» Task: Set down all of the entries word for word, omitting the images they contain.

>> Start Input

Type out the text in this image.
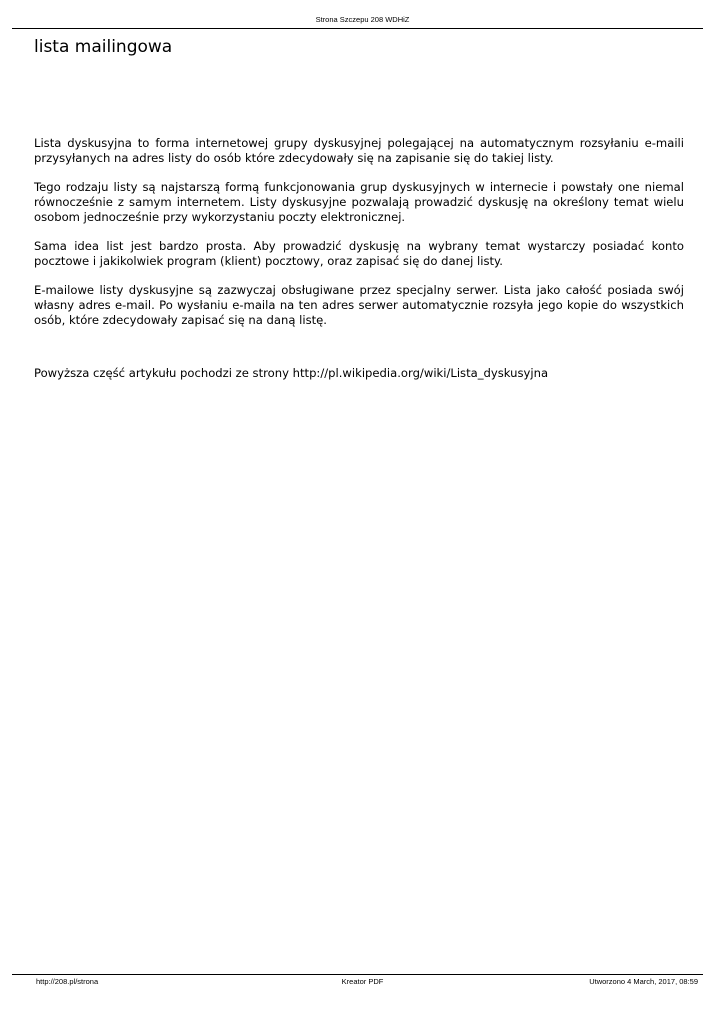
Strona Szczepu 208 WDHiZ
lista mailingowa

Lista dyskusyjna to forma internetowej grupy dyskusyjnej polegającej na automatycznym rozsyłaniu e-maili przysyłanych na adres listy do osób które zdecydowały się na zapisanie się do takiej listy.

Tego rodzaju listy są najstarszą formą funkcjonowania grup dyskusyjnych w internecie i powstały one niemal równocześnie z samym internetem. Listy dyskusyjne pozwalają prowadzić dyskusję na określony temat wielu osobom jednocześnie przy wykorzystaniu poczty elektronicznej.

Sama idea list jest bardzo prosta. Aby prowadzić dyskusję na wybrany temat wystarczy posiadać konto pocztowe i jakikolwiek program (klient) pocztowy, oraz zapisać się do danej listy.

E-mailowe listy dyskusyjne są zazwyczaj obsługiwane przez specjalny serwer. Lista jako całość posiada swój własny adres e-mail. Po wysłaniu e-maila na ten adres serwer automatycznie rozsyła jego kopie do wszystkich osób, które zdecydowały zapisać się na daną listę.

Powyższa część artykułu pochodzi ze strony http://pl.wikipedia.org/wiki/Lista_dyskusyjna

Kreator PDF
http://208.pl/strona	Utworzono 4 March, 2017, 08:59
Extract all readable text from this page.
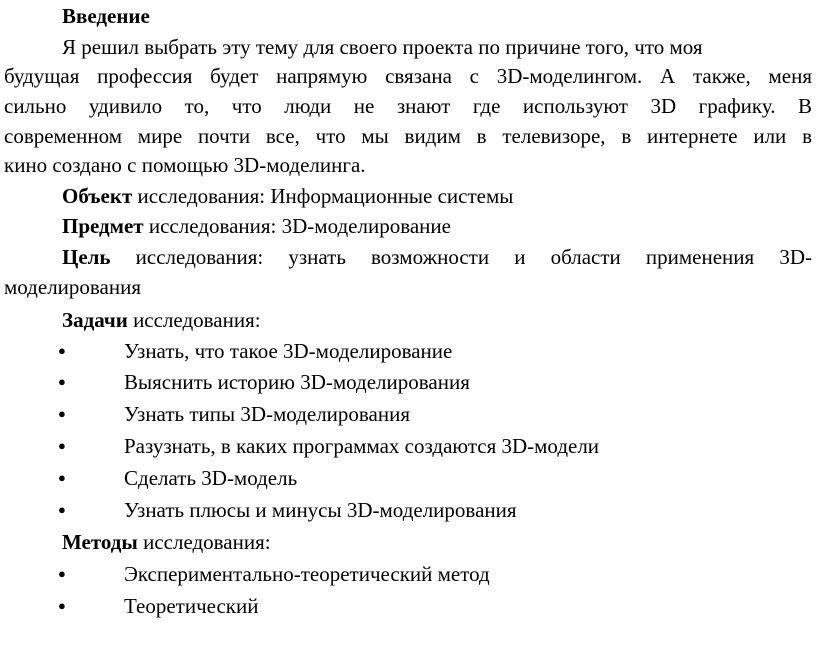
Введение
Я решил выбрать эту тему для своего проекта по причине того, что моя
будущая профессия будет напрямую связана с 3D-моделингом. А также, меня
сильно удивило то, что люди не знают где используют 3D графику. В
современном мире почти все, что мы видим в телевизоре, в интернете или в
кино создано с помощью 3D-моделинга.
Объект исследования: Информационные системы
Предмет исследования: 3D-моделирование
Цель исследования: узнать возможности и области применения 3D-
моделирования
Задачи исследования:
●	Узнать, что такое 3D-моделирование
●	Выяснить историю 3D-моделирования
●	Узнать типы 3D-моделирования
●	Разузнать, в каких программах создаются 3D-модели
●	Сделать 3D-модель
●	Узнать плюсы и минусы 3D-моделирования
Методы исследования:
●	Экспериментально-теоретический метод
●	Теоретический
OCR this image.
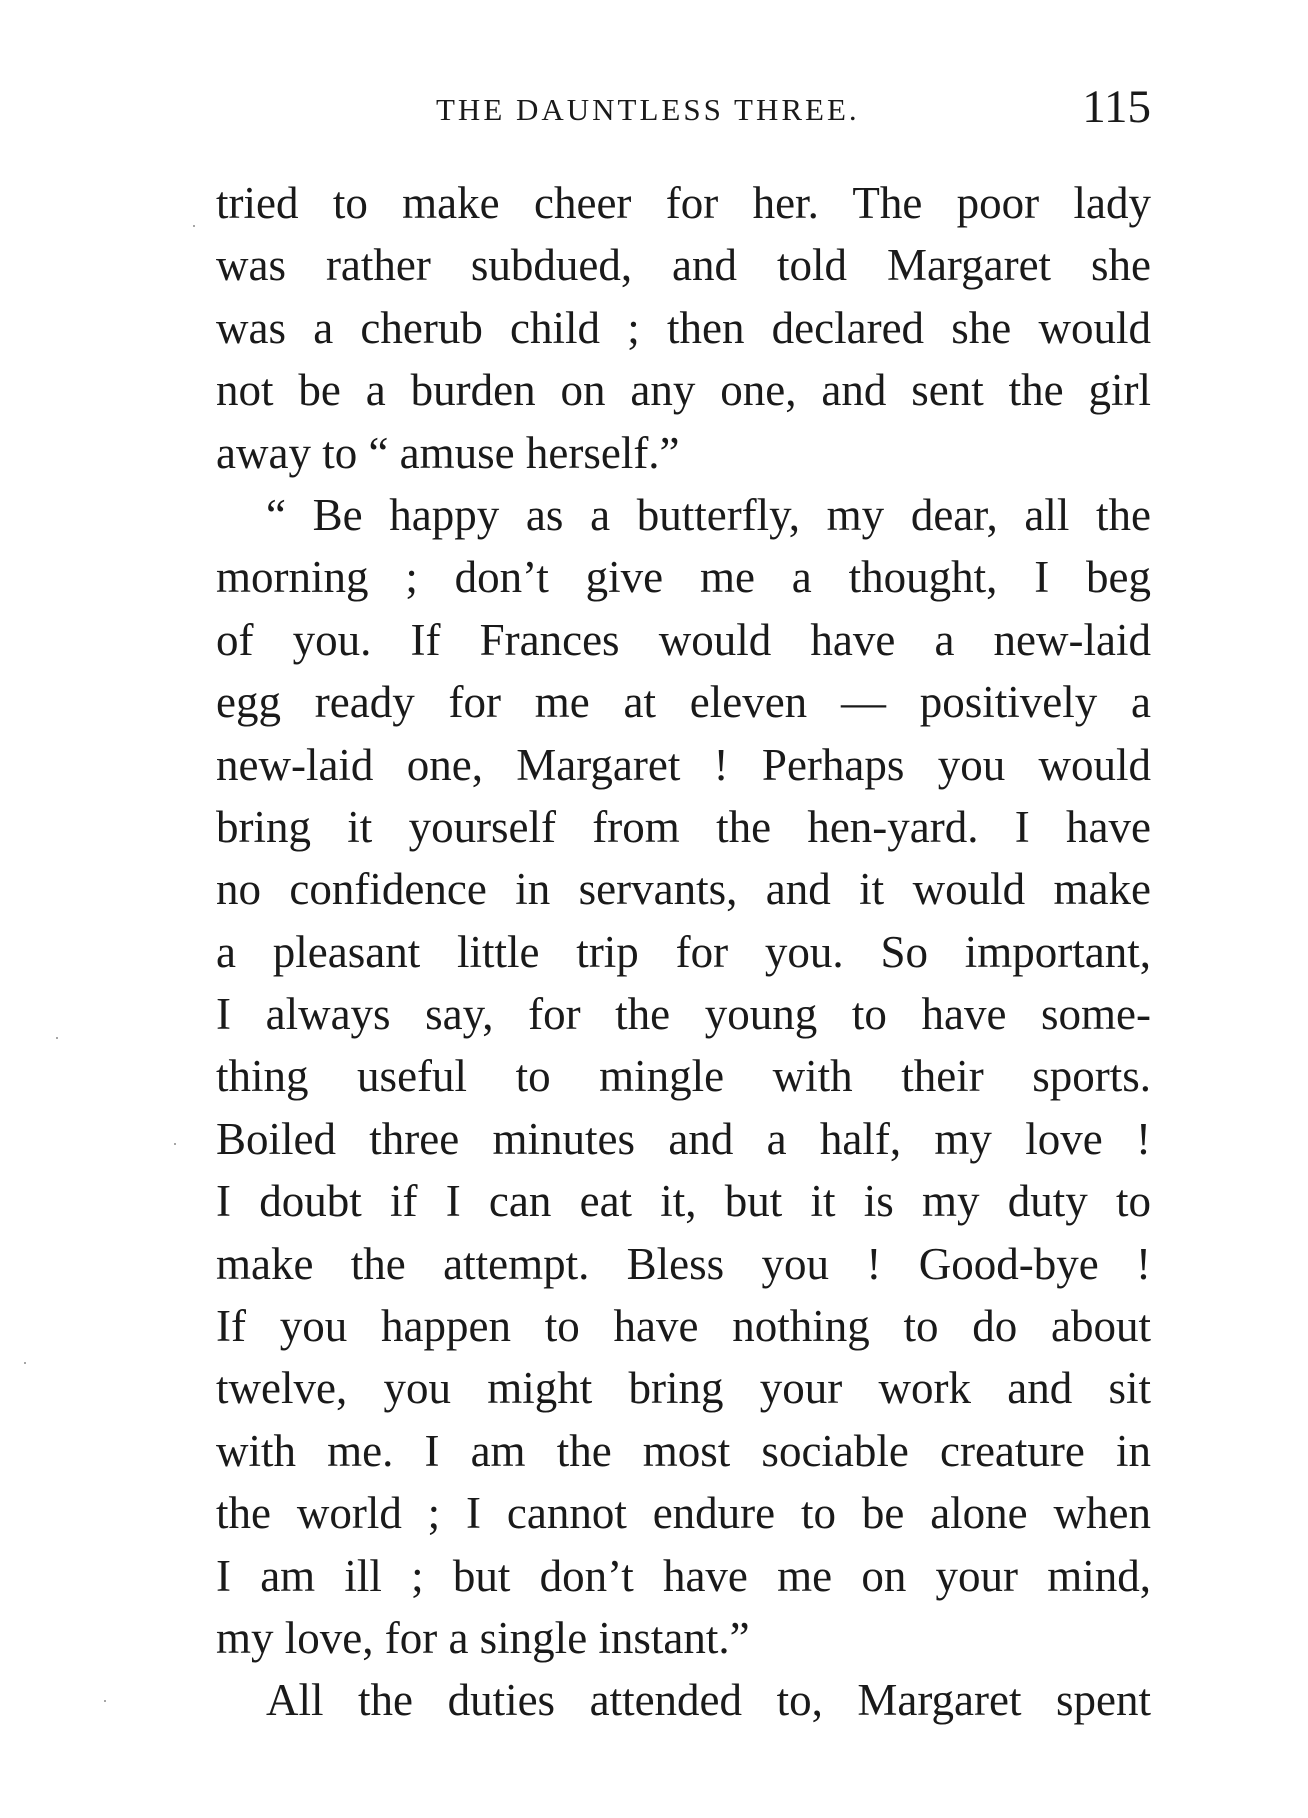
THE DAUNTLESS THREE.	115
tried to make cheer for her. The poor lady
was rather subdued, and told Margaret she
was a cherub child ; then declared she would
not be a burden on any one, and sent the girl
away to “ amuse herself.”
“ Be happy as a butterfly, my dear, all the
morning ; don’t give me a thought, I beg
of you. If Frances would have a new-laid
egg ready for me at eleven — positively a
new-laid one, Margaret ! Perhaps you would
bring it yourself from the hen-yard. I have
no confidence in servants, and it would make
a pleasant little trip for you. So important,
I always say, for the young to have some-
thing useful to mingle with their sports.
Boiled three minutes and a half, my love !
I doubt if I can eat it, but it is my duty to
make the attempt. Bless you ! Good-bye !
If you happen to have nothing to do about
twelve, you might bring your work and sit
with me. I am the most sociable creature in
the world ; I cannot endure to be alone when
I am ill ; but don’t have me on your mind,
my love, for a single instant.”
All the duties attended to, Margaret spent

>> End Input

» Complete output:
Type out the text in this image.
Strona Szczepu 208 WDHiZ
lista mailingowa

Lista dyskusyjna to forma internetowej grupy dyskusyjnej polegającej na automatycznym rozsyłaniu e-maili przysyłanych na adres listy do osób które zdecydowały się na zapisanie się do takiej listy.

Tego rodzaju listy są najstarszą formą funkcjonowania grup dyskusyjnych w internecie i powstały one niemal równocześnie z samym internetem. Listy dyskusyjne pozwalają prowadzić dyskusję na określony temat wielu osobom jednocześnie przy wykorzystaniu poczty elektronicznej.

Sama idea list jest bardzo prosta. Aby prowadzić dyskusję na wybrany temat wystarczy posiadać konto pocztowe i jakikolwiek program (klient) pocztowy, oraz zapisać się do danej listy.

E-mailowe listy dyskusyjne są zazwyczaj obsługiwane przez specjalny serwer. Lista jako całość posiada swój własny adres e-mail. Po wysłaniu e-maila na ten adres serwer automatycznie rozsyła jego kopie do wszystkich osób, które zdecydowały zapisać się na daną listę.

Powyższa część artykułu pochodzi ze strony http://pl.wikipedia.org/wiki/Lista_dyskusyjna

Kreator PDF
http://208.pl/strona	Utworzono 4 March, 2017, 08:59
Extract all readable text from this page.
Введение
Я решил выбрать эту тему для своего проекта по причине того, что моя
будущая профессия будет напрямую связана с 3D-моделингом. А также, меня
сильно удивило то, что люди не знают где используют 3D графику. В
современном мире почти все, что мы видим в телевизоре, в интернете или в
кино создано с помощью 3D-моделинга.
Объект исследования: Информационные системы
Предмет исследования: 3D-моделирование
Цель исследования: узнать возможности и области применения 3D-
моделирования
Задачи исследования:
●	Узнать, что такое 3D-моделирование
●	Выяснить историю 3D-моделирования
●	Узнать типы 3D-моделирования
●	Разузнать, в каких программах создаются 3D-модели
●	Сделать 3D-модель
●	Узнать плюсы и минусы 3D-моделирования
Методы исследования:
●	Экспериментально-теоретический метод
●	Теоретический
OCR this image.
THE DAUNTLESS THREE.	115
tried to make cheer for her. The poor lady
was rather subdued, and told Margaret she
was a cherub child ; then declared she would
not be a burden on any one, and sent the girl
away to “ amuse herself.”
“ Be happy as a butterfly, my dear, all the
morning ; don’t give me a thought, I beg
of you. If Frances would have a new-laid
egg ready for me at eleven — positively a
new-laid one, Margaret ! Perhaps you would
bring it yourself from the hen-yard. I have
no confidence in servants, and it would make
a pleasant little trip for you. So important,
I always say, for the young to have some-
thing useful to mingle with their sports.
Boiled three minutes and a half, my love !
I doubt if I can eat it, but it is my duty to
make the attempt. Bless you ! Good-bye !
If you happen to have nothing to do about
twelve, you might bring your work and sit
with me. I am the most sociable creature in
the world ; I cannot endure to be alone when
I am ill ; but don’t have me on your mind,
my love, for a single instant.”
All the duties attended to, Margaret spent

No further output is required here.